GIVEN EXERCISE:
Scan the listing and work out how many lines contain the word "July". Nothing but the number should be given.

-=-=-=-=-

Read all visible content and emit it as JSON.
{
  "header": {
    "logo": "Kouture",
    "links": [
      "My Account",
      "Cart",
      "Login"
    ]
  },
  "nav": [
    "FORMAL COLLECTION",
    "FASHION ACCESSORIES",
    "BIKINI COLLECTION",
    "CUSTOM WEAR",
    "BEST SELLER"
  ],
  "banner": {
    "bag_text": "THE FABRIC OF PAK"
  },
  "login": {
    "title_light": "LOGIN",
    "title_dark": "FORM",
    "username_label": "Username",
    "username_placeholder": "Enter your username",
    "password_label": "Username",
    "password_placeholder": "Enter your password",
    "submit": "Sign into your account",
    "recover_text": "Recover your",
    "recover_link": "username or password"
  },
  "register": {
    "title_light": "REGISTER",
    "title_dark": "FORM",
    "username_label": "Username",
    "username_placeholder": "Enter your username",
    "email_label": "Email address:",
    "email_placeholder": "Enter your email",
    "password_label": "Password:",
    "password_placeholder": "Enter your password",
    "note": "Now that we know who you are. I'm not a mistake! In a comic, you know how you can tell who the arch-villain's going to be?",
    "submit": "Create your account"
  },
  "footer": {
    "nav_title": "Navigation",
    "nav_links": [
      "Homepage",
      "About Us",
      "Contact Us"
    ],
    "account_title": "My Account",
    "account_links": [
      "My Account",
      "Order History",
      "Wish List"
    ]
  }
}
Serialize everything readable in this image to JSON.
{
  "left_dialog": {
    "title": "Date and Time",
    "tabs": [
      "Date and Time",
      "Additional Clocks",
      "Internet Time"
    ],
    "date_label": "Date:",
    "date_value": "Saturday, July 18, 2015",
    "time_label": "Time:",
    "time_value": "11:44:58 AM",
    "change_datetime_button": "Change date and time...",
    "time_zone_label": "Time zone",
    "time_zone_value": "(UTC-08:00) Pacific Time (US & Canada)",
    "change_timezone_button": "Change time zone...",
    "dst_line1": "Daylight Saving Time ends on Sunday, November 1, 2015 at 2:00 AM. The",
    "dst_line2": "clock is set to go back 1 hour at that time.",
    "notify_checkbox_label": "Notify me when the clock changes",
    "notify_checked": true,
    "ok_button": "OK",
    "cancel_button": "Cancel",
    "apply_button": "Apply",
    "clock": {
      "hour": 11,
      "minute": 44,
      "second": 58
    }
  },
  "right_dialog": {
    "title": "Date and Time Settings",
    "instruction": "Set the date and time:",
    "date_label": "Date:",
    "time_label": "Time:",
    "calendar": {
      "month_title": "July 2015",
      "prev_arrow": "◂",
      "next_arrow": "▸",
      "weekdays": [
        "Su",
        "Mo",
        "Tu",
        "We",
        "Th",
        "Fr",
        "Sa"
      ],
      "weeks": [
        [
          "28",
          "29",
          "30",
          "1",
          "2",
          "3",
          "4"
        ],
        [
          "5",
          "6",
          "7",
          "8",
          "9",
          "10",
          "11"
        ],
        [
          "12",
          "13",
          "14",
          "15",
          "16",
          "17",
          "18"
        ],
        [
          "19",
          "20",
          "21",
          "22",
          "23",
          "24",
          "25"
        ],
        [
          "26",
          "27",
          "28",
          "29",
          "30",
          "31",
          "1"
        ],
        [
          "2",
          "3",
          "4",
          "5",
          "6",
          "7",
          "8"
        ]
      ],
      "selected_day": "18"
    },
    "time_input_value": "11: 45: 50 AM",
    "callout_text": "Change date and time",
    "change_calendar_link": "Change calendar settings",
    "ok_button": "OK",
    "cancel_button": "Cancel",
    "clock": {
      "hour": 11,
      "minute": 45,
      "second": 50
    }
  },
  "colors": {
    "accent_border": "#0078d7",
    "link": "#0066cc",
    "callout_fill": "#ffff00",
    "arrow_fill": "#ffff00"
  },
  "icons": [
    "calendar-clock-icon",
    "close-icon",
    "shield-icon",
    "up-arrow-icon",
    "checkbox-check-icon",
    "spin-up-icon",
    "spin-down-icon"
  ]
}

-=-=-=-=-

EXPECTED OUTPUT:
2